▶ Work instruction: With no images included, output each entry below exactly as it appears.

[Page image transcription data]
*** Begin section ***
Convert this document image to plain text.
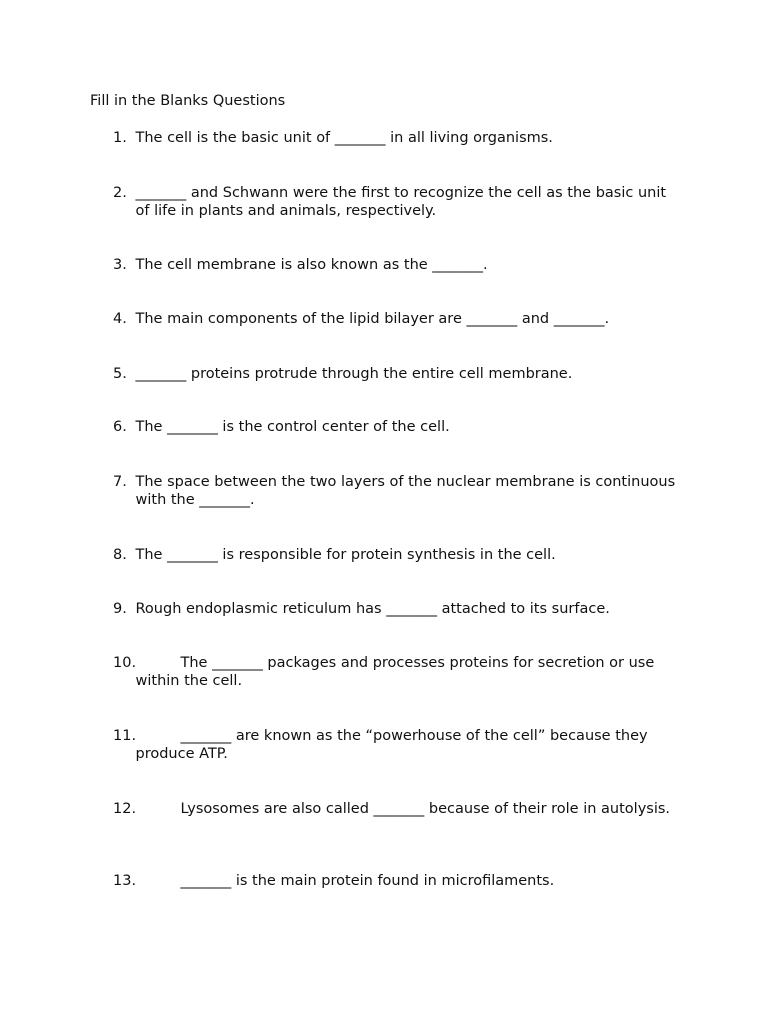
Fill in the Blanks Questions
1. The cell is the basic unit of _______ in all living organisms.
2. _______ and Schwann were the first to recognize the cell as the basic unit of life in plants and animals, respectively.
3. The cell membrane is also known as the _______.
4. The main components of the lipid bilayer are _______ and _______.
5. _______ proteins protrude through the entire cell membrane.
6. The _______ is the control center of the cell.
7. The space between the two layers of the nuclear membrane is continuous with the _______.
8. The _______ is responsible for protein synthesis in the cell.
9. Rough endoplasmic reticulum has _______ attached to its surface.
10.	The _______ packages and processes proteins for secretion or use within the cell.
11.	_______ are known as the “powerhouse of the cell” because they produce ATP.
12.	Lysosomes are also called _______ because of their role in autolysis.
13.	_______ is the main protein found in microfilaments.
*** End section ***
▶ Response to the exercise:
Convert this document image to plain text.
Fill in the Blanks Questions
1. The cell is the basic unit of _______ in all living organisms.
2. _______ and Schwann were the first to recognize the cell as the basic unit of life in plants and animals, respectively.
3. The cell membrane is also known as the _______.
4. The main components of the lipid bilayer are _______ and _______.
5. _______ proteins protrude through the entire cell membrane.
6. The _______ is the control center of the cell.
7. The space between the two layers of the nuclear membrane is continuous with the _______.
8. The _______ is responsible for protein synthesis in the cell.
9. Rough endoplasmic reticulum has _______ attached to its surface.
10.	The _______ packages and processes proteins for secretion or use within the cell.
11.	_______ are known as the “powerhouse of the cell” because they produce ATP.
12.	Lysosomes are also called _______ because of their role in autolysis.
13.	_______ is the main protein found in microfilaments.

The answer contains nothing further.